* **Task instructions**: Search the material for "title" and show all lines that contain it.

* **Dataset rows**:
>> Start
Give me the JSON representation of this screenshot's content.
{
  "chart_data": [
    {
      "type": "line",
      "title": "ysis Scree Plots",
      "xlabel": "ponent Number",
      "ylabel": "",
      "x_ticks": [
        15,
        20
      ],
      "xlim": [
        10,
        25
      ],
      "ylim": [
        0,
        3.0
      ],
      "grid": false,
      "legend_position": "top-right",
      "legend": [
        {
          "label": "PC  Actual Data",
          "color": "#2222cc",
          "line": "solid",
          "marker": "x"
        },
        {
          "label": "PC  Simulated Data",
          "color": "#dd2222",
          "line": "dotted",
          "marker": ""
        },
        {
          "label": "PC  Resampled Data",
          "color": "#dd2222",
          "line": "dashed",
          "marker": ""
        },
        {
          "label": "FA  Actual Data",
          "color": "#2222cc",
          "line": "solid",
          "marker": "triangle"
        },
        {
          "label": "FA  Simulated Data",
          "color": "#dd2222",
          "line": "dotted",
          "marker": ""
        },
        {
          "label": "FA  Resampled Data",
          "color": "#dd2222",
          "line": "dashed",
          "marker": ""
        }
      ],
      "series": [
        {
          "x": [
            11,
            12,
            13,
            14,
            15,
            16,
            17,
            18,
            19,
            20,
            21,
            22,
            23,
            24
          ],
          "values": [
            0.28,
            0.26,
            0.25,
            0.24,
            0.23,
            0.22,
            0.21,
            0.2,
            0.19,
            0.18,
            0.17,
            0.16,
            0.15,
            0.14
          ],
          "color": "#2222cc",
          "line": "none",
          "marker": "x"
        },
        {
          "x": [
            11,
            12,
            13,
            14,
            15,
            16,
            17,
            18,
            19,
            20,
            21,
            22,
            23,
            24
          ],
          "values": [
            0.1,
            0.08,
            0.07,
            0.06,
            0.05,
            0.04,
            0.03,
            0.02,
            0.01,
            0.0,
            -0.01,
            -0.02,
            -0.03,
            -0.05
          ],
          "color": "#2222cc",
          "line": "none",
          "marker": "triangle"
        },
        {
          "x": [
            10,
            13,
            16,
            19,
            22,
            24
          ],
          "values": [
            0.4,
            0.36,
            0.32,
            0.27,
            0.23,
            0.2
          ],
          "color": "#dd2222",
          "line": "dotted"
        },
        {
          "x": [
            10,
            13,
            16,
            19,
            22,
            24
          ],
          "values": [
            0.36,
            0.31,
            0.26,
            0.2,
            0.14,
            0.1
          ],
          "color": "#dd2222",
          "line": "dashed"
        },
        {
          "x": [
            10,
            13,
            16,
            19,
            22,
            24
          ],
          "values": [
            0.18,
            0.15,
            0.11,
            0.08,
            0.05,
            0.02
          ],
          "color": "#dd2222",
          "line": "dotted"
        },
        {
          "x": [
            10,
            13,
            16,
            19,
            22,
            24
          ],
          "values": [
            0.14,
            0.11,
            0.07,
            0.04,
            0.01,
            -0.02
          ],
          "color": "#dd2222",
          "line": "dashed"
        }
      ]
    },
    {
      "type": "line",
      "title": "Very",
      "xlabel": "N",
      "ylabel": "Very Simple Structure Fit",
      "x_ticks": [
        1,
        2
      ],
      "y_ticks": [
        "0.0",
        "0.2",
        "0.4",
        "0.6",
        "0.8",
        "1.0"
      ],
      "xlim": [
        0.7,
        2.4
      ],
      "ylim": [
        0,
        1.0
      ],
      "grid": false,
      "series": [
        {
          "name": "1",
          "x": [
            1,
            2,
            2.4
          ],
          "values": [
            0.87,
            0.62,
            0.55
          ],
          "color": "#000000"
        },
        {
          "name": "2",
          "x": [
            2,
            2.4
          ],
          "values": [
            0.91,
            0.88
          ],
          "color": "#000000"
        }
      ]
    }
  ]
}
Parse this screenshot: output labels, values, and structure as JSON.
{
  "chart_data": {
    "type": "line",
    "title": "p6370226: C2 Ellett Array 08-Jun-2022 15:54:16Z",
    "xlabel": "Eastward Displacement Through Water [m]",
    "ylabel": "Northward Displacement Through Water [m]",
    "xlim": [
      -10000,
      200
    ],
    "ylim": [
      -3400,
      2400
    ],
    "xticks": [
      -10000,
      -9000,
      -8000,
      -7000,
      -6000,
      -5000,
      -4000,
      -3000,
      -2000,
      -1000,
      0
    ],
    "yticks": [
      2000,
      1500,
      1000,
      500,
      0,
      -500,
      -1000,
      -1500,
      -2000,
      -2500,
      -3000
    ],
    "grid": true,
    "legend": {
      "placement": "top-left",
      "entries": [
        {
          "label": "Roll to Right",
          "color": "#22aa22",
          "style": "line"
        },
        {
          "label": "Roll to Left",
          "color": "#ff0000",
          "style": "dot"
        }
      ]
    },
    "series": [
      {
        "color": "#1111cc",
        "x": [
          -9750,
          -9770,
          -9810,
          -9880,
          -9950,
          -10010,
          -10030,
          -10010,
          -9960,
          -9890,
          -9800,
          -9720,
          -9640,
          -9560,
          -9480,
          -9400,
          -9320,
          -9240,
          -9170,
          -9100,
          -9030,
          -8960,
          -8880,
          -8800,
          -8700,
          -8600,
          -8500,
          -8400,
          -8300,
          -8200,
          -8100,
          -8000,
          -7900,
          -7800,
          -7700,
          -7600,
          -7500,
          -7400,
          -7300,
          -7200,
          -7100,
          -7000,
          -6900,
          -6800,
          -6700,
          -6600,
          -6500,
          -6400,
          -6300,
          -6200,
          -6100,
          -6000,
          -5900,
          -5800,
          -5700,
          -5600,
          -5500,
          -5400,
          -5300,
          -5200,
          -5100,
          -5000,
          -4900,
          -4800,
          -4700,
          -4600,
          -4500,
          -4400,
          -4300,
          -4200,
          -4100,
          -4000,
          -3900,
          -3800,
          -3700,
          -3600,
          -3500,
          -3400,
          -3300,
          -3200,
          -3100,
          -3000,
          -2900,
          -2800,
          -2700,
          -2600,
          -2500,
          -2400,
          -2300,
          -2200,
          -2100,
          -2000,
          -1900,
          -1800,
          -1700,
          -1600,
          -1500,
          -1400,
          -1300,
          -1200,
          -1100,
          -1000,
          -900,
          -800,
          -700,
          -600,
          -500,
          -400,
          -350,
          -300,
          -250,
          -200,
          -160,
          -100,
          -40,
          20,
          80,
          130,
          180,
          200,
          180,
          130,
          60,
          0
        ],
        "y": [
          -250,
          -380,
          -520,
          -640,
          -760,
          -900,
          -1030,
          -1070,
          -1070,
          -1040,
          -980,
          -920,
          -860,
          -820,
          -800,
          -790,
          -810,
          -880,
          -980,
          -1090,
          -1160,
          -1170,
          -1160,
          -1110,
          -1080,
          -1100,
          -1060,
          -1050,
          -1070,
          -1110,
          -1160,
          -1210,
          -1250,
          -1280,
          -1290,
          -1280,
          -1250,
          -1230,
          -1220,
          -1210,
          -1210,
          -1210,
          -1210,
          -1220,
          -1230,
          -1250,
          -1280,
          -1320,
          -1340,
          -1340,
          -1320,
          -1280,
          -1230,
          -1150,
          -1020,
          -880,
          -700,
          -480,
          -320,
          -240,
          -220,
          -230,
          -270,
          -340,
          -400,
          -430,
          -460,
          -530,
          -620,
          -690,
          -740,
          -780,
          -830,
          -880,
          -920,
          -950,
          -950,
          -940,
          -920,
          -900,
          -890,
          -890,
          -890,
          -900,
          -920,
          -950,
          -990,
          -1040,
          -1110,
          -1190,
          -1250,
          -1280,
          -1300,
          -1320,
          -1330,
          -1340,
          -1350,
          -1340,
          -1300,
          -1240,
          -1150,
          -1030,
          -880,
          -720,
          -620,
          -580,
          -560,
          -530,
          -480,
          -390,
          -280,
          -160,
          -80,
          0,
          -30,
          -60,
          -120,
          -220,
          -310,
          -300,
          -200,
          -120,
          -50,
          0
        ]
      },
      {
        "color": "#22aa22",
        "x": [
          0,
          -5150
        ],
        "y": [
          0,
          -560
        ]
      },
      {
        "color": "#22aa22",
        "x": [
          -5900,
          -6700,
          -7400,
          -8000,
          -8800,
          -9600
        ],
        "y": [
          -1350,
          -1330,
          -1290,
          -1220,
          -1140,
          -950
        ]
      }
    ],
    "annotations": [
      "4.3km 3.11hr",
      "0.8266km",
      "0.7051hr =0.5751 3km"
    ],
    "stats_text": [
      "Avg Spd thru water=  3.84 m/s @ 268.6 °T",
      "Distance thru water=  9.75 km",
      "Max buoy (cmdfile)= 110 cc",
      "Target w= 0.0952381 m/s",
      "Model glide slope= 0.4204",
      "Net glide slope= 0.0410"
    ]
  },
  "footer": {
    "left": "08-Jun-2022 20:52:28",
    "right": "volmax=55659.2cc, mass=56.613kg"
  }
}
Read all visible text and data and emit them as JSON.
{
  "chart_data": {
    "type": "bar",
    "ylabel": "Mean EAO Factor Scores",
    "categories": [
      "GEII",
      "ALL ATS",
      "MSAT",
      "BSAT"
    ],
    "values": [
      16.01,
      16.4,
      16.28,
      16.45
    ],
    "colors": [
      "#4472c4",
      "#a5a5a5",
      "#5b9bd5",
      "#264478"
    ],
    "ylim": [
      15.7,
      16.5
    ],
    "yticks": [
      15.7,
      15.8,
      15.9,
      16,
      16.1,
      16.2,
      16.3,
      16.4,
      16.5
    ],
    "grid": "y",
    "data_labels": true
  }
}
>> End
* **Response**:
      "title": "ysis Scree Plots",
      "title": "Very",
    "title": "p6370226: C2 Ellett Array 08-Jun-2022 15:54:16Z",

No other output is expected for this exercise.